Set exercise :: Scan the material for the word "text", and copy each line where it shows up.
━━━━━━━━━━━━━━━━━━━━━━━━━━━━━━
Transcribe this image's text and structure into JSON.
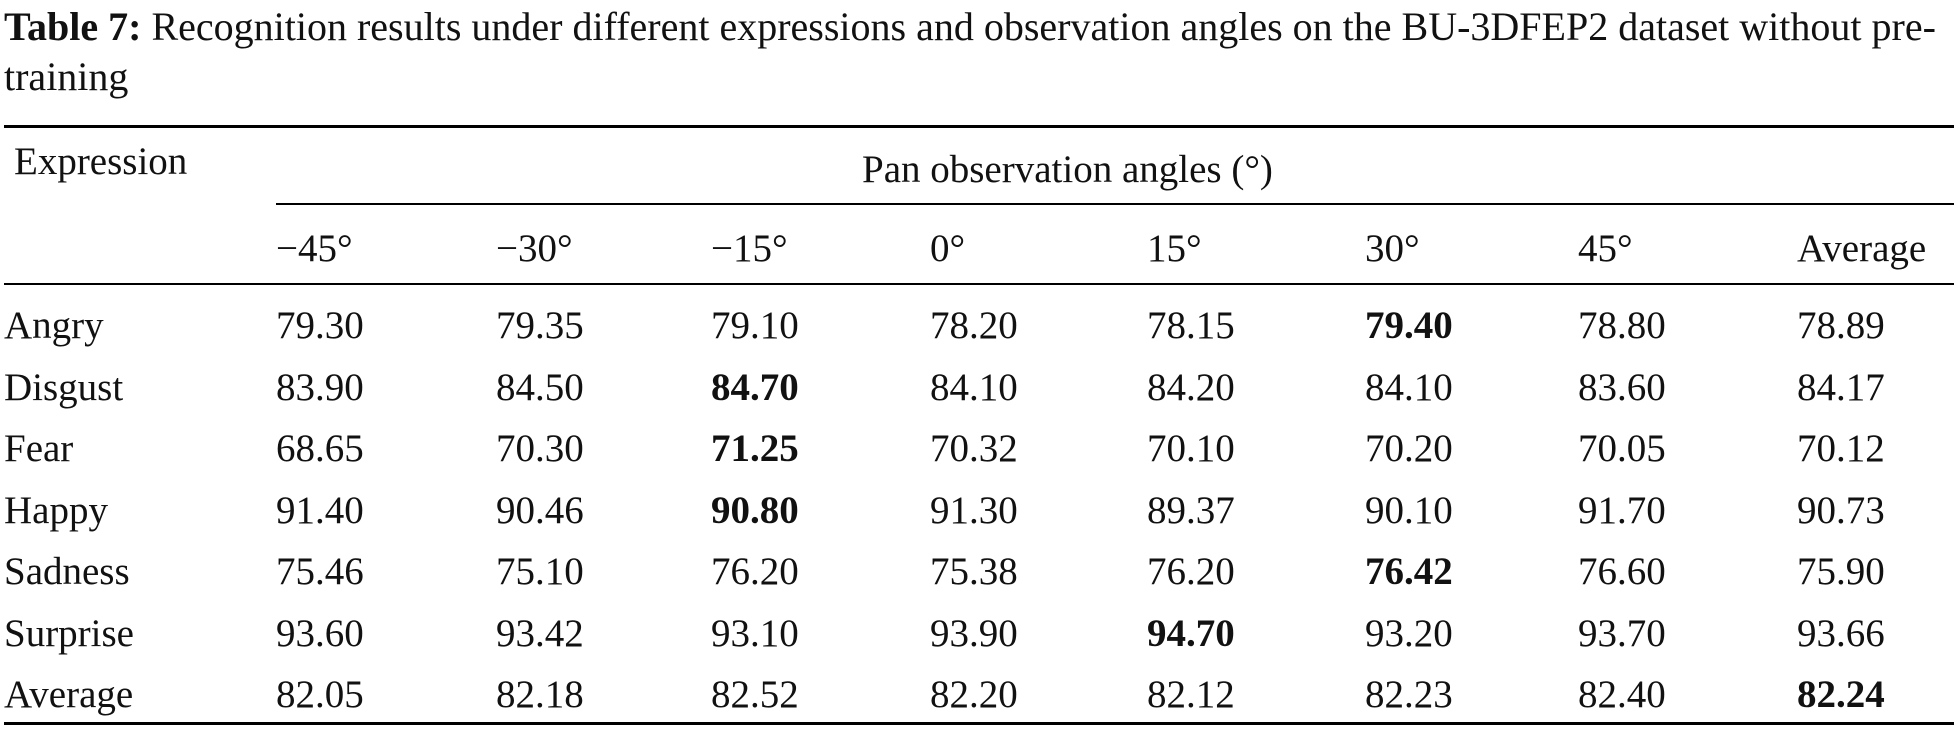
{
  "caption": {
    "label": "Table 7:",
    "text": "Recognition results under different expressions and observation angles on the BU-3DFEP2 dataset without pre-training"
  },
  "table": {
    "row_header": "Expression",
    "group_header": "Pan observation angles (°)",
    "columns": [
      "−45°",
      "−30°",
      "−15°",
      "0°",
      "15°",
      "30°",
      "45°",
      "Average"
    ],
    "rows": [
      {
        "label": "Angry",
        "values": [
          "79.30",
          "79.35",
          "79.10",
          "78.20",
          "78.15",
          "79.40",
          "78.80",
          "78.89"
        ],
        "bold": [
          5
        ]
      },
      {
        "label": "Disgust",
        "values": [
          "83.90",
          "84.50",
          "84.70",
          "84.10",
          "84.20",
          "84.10",
          "83.60",
          "84.17"
        ],
        "bold": [
          2
        ]
      },
      {
        "label": "Fear",
        "values": [
          "68.65",
          "70.30",
          "71.25",
          "70.32",
          "70.10",
          "70.20",
          "70.05",
          "70.12"
        ],
        "bold": [
          2
        ]
      },
      {
        "label": "Happy",
        "values": [
          "91.40",
          "90.46",
          "90.80",
          "91.30",
          "89.37",
          "90.10",
          "91.70",
          "90.73"
        ],
        "bold": [
          2
        ]
      },
      {
        "label": "Sadness",
        "values": [
          "75.46",
          "75.10",
          "76.20",
          "75.38",
          "76.20",
          "76.42",
          "76.60",
          "75.90"
        ],
        "bold": [
          5
        ]
      },
      {
        "label": "Surprise",
        "values": [
          "93.60",
          "93.42",
          "93.10",
          "93.90",
          "94.70",
          "93.20",
          "93.70",
          "93.66"
        ],
        "bold": [
          4
        ]
      },
      {
        "label": "Average",
        "values": [
          "82.05",
          "82.18",
          "82.52",
          "82.20",
          "82.12",
          "82.23",
          "82.40",
          "82.24"
        ],
        "bold": [
          7
        ]
      }
    ]
  }
}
━━━━━━━━━━━━━━━━━━━━━━━━━━━━━━
Written reply ::
Transcribe this image's text and structure into JSON.
    "text": "Recognition results under different expressions and observation angles on the BU-3DFEP2 dataset without pre-training"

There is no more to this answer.